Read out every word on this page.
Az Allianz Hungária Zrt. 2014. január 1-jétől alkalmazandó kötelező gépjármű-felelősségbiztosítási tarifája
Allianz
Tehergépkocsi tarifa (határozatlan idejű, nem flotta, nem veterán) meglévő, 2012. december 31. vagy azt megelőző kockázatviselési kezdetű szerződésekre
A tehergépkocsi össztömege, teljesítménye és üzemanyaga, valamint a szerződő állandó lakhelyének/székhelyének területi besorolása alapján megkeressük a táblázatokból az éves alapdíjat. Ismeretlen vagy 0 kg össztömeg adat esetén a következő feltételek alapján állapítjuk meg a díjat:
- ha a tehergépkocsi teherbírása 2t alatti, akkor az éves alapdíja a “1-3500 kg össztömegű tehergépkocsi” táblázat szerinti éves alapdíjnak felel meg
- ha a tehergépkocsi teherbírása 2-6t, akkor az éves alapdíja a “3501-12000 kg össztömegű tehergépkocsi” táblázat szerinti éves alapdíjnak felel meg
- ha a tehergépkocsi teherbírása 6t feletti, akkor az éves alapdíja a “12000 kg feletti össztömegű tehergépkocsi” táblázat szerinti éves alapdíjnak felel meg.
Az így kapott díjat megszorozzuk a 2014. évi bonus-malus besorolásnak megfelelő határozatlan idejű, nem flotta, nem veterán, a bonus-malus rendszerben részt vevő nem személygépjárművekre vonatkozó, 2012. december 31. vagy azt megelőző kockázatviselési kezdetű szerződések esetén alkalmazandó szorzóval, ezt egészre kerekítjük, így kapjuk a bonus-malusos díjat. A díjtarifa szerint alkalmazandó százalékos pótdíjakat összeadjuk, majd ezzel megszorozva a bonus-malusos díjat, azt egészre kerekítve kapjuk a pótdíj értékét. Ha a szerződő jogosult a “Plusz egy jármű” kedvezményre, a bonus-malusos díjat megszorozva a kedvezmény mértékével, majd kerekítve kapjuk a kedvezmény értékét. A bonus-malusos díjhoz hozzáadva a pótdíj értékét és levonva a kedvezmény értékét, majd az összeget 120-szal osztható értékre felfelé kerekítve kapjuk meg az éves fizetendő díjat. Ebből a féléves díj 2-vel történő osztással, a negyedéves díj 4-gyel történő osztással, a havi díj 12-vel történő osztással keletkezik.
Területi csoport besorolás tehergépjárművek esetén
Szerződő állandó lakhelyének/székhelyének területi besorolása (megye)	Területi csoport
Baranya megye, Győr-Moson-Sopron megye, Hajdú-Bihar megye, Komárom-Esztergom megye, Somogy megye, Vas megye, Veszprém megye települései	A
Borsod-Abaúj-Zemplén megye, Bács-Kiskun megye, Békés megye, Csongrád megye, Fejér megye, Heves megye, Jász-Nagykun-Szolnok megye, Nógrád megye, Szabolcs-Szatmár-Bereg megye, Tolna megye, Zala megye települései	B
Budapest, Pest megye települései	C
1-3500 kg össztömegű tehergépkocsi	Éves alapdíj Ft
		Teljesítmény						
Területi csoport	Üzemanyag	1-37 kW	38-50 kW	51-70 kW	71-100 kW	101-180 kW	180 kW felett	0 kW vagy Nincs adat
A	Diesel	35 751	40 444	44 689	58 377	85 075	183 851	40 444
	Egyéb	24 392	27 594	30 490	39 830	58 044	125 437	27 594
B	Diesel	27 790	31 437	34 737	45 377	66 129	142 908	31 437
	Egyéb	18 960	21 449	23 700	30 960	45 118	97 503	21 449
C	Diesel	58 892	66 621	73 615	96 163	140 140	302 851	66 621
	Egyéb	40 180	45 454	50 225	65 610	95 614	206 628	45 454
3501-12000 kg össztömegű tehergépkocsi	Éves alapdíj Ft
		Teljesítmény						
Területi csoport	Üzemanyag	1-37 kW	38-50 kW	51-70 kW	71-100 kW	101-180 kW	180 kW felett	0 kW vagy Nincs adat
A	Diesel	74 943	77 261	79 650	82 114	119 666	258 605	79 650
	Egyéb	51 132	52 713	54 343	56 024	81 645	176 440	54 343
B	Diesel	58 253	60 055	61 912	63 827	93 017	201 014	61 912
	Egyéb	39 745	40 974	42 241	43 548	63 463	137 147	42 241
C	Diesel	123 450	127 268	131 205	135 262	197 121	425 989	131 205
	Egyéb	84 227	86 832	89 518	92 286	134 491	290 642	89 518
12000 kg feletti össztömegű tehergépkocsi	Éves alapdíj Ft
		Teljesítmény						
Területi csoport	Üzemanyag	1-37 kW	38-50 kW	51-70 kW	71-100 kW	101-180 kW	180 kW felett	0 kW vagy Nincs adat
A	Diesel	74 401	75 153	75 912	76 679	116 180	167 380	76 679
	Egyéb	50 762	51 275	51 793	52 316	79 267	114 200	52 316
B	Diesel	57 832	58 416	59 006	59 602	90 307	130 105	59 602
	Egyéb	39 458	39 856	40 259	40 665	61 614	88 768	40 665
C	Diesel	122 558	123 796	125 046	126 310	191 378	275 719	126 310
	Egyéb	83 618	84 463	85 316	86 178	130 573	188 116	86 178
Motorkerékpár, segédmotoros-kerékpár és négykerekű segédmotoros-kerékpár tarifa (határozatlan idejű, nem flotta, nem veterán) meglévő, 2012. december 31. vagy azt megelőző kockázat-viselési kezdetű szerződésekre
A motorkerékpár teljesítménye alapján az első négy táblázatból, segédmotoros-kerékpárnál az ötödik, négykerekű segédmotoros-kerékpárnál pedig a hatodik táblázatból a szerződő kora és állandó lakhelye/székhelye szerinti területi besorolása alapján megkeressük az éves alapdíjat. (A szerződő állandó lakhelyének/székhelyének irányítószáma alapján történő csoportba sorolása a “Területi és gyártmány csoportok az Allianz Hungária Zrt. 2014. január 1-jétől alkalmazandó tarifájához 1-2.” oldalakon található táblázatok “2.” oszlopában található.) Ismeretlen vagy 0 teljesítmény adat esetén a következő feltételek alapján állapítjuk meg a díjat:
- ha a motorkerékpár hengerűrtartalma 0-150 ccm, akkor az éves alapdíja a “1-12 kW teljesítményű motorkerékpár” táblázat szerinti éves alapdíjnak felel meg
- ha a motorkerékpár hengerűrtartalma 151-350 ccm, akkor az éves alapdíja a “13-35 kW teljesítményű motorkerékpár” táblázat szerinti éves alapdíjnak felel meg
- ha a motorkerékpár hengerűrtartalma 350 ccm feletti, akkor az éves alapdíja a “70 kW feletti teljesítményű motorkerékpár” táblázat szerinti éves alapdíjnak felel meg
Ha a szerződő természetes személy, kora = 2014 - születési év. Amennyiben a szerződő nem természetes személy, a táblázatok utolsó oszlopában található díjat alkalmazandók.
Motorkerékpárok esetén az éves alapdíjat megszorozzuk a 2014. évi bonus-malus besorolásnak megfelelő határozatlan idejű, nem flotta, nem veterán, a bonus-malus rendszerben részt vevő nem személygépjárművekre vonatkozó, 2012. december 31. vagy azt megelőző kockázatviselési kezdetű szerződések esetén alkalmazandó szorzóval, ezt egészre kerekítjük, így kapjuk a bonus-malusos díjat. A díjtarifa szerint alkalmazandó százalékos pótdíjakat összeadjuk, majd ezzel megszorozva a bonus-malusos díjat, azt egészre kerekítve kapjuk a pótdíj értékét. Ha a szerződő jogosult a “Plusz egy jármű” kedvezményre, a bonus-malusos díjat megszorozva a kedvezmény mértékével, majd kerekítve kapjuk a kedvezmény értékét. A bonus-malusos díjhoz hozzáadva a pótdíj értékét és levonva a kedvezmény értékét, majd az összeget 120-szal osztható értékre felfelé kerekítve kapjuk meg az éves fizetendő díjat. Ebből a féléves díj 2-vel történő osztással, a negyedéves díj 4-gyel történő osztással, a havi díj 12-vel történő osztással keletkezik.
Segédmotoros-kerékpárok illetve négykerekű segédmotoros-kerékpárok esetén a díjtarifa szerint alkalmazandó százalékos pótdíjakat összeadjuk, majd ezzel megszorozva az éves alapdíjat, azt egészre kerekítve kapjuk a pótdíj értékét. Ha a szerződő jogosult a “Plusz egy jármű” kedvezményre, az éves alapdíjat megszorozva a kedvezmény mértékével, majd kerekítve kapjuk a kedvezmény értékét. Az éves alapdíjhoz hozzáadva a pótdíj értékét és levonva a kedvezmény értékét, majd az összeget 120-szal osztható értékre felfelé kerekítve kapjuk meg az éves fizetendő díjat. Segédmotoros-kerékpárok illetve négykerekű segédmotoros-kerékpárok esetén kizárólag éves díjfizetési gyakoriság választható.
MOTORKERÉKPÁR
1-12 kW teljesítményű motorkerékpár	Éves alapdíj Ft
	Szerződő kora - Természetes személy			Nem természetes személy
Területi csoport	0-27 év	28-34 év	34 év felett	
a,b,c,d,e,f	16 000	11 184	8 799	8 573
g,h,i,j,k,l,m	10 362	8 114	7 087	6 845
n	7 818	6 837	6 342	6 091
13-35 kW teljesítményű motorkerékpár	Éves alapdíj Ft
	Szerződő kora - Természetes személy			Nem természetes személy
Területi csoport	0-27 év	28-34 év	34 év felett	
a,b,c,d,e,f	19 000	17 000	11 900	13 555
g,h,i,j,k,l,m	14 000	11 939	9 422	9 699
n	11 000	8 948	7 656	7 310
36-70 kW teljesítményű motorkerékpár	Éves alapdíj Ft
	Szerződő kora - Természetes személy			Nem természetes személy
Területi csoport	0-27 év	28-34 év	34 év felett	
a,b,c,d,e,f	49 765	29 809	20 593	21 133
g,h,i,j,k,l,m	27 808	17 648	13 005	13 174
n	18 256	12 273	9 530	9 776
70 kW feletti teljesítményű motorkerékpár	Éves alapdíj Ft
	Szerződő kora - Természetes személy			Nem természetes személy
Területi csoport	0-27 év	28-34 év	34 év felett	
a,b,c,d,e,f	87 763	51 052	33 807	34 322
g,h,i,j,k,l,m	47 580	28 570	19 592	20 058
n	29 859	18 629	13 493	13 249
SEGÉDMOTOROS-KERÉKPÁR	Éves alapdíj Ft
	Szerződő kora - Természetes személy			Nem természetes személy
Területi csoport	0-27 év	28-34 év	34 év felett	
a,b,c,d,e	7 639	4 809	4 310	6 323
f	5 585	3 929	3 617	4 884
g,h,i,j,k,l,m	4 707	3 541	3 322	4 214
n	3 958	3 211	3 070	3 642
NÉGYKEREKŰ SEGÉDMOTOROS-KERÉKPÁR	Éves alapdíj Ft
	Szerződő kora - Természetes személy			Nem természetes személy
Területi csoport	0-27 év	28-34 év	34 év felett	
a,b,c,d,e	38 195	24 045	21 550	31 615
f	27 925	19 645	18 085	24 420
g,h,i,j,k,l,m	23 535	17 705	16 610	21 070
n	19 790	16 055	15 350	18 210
****************
WHAT IS BEING ASKED: From the entries, copy out each line containing the word "jétől".

RESPONSE TO THE EXERCISE:
Az Allianz Hungária Zrt. 2014. január 1-jétől alkalmazandó kötelező gépjármű-felelősségbiztosítási tarifája
A motorkerékpár teljesítménye alapján az első négy táblázatból, segédmotoros-kerékpárnál az ötödik, négykerekű segédmotoros-kerékpárnál pedig a hatodik táblázatból a szerződő kora és állandó lakhelye/székhelye szerinti területi besorolása alapján megkeressük az éves alapdíjat. (A szerződő állandó lakhelyének/székhelyének irányítószáma alapján történő csoportba sorolása a “Területi és gyártmány csoportok az Allianz Hungária Zrt. 2014. január 1-jétől alkalmazandó tarifájához 1-2.” oldalakon található táblázatok “2.” oszlopában található.) Ismeretlen vagy 0 teljesítmény adat esetén a következő feltételek alapján állapítjuk meg a díjat:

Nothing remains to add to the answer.